## Job
Beneath this sentence is a set of records; write each of them out exactly.

## Extracted information
--- start ---
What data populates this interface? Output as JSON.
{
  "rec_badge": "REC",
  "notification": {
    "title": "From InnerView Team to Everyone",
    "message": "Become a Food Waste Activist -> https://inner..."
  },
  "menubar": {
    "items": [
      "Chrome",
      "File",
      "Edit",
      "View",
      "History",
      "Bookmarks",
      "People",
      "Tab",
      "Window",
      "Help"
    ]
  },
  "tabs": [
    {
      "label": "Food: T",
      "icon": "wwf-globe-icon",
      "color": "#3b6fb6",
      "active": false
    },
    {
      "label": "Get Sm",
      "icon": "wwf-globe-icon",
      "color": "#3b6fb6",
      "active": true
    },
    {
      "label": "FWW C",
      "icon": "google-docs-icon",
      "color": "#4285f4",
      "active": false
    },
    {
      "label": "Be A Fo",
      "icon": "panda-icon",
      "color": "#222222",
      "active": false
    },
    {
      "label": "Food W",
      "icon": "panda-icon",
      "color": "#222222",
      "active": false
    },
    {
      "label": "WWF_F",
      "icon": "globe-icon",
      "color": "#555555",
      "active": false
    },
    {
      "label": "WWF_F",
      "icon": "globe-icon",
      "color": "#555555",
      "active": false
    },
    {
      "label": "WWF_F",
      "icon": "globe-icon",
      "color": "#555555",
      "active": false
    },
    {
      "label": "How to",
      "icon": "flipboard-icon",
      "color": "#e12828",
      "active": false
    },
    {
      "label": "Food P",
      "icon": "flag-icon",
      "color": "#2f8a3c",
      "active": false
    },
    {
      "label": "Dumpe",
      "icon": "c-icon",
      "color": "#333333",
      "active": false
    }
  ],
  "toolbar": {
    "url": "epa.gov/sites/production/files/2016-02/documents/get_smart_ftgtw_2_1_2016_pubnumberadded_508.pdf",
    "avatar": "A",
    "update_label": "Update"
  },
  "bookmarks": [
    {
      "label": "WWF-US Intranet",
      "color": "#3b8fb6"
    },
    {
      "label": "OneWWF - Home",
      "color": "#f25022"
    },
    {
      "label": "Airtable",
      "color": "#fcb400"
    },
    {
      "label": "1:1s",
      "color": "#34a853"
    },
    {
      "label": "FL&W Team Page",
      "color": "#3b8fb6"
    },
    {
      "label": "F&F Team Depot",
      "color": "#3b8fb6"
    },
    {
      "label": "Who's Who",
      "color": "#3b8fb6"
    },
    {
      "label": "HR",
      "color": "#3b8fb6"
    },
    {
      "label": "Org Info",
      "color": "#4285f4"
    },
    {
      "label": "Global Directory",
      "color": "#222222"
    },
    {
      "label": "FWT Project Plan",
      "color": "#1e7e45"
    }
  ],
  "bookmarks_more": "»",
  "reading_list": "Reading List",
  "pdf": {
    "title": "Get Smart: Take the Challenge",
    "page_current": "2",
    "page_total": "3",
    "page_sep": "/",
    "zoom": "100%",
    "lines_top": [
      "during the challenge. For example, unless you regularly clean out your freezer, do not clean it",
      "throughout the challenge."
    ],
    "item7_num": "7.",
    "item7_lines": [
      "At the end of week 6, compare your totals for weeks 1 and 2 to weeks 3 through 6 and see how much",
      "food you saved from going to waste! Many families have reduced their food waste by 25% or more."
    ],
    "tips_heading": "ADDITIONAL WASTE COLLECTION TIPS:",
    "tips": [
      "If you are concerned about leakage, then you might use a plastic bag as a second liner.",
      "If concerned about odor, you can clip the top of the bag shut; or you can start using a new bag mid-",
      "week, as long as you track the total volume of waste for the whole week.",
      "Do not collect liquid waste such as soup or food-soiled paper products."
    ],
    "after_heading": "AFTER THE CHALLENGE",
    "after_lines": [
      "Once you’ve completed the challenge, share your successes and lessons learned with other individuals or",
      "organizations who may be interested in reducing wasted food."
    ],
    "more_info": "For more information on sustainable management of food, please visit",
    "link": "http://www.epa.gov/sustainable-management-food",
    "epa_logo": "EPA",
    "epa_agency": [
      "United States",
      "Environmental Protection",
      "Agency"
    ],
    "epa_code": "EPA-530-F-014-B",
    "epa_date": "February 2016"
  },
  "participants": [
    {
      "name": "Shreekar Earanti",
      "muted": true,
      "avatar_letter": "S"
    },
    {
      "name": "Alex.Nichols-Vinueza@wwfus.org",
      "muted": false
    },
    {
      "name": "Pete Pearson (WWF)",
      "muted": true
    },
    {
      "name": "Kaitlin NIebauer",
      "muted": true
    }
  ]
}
--- end ---
## Problem solution
What data populates this interface? Output as JSON.
{
  "rec_badge": "REC",
  "notification": {
    "title": "From InnerView Team to Everyone",
    "message": "Become a Food Waste Activist -> https://inner..."
  },
  "menubar": {
    "items": [
      "Chrome",
      "File",
      "Edit",
      "View",
      "History",
      "Bookmarks",
      "People",
      "Tab",
      "Window",
      "Help"
    ]
  },
  "tabs": [
    {
      "label": "Food: T",
      "icon": "wwf-globe-icon",
      "color": "#3b6fb6",
      "active": false
    },
    {
      "label": "Get Sm",
      "icon": "wwf-globe-icon",
      "color": "#3b6fb6",
      "active": true
    },
    {
      "label": "FWW C",
      "icon": "google-docs-icon",
      "color": "#4285f4",
      "active": false
    },
    {
      "label": "Be A Fo",
      "icon": "panda-icon",
      "color": "#222222",
      "active": false
    },
    {
      "label": "Food W",
      "icon": "panda-icon",
      "color": "#222222",
      "active": false
    },
    {
      "label": "WWF_F",
      "icon": "globe-icon",
      "color": "#555555",
      "active": false
    },
    {
      "label": "WWF_F",
      "icon": "globe-icon",
      "color": "#555555",
      "active": false
    },
    {
      "label": "WWF_F",
      "icon": "globe-icon",
      "color": "#555555",
      "active": false
    },
    {
      "label": "How to",
      "icon": "flipboard-icon",
      "color": "#e12828",
      "active": false
    },
    {
      "label": "Food P",
      "icon": "flag-icon",
      "color": "#2f8a3c",
      "active": false
    },
    {
      "label": "Dumpe",
      "icon": "c-icon",
      "color": "#333333",
      "active": false
    }
  ],
  "toolbar": {
    "url": "epa.gov/sites/production/files/2016-02/documents/get_smart_ftgtw_2_1_2016_pubnumberadded_508.pdf",
    "avatar": "A",
    "update_label": "Update"
  },
  "bookmarks": [
    {
      "label": "WWF-US Intranet",
      "color": "#3b8fb6"
    },
    {
      "label": "OneWWF - Home",
      "color": "#f25022"
    },
    {
      "label": "Airtable",
      "color": "#fcb400"
    },
    {
      "label": "1:1s",
      "color": "#34a853"
    },
    {
      "label": "FL&W Team Page",
      "color": "#3b8fb6"
    },
    {
      "label": "F&F Team Depot",
      "color": "#3b8fb6"
    },
    {
      "label": "Who's Who",
      "color": "#3b8fb6"
    },
    {
      "label": "HR",
      "color": "#3b8fb6"
    },
    {
      "label": "Org Info",
      "color": "#4285f4"
    },
    {
      "label": "Global Directory",
      "color": "#222222"
    },
    {
      "label": "FWT Project Plan",
      "color": "#1e7e45"
    }
  ],
  "bookmarks_more": "»",
  "reading_list": "Reading List",
  "pdf": {
    "title": "Get Smart: Take the Challenge",
    "page_current": "2",
    "page_total": "3",
    "page_sep": "/",
    "zoom": "100%",
    "lines_top": [
      "during the challenge. For example, unless you regularly clean out your freezer, do not clean it",
      "throughout the challenge."
    ],
    "item7_num": "7.",
    "item7_lines": [
      "At the end of week 6, compare your totals for weeks 1 and 2 to weeks 3 through 6 and see how much",
      "food you saved from going to waste! Many families have reduced their food waste by 25% or more."
    ],
    "tips_heading": "ADDITIONAL WASTE COLLECTION TIPS:",
    "tips": [
      "If you are concerned about leakage, then you might use a plastic bag as a second liner.",
      "If concerned about odor, you can clip the top of the bag shut; or you can start using a new bag mid-",
      "week, as long as you track the total volume of waste for the whole week.",
      "Do not collect liquid waste such as soup or food-soiled paper products."
    ],
    "after_heading": "AFTER THE CHALLENGE",
    "after_lines": [
      "Once you’ve completed the challenge, share your successes and lessons learned with other individuals or",
      "organizations who may be interested in reducing wasted food."
    ],
    "more_info": "For more information on sustainable management of food, please visit",
    "link": "http://www.epa.gov/sustainable-management-food",
    "epa_logo": "EPA",
    "epa_agency": [
      "United States",
      "Environmental Protection",
      "Agency"
    ],
    "epa_code": "EPA-530-F-014-B",
    "epa_date": "February 2016"
  },
  "participants": [
    {
      "name": "Shreekar Earanti",
      "muted": true,
      "avatar_letter": "S"
    },
    {
      "name": "Alex.Nichols-Vinueza@wwfus.org",
      "muted": false
    },
    {
      "name": "Pete Pearson (WWF)",
      "muted": true
    },
    {
      "name": "Kaitlin NIebauer",
      "muted": true
    }
  ]
}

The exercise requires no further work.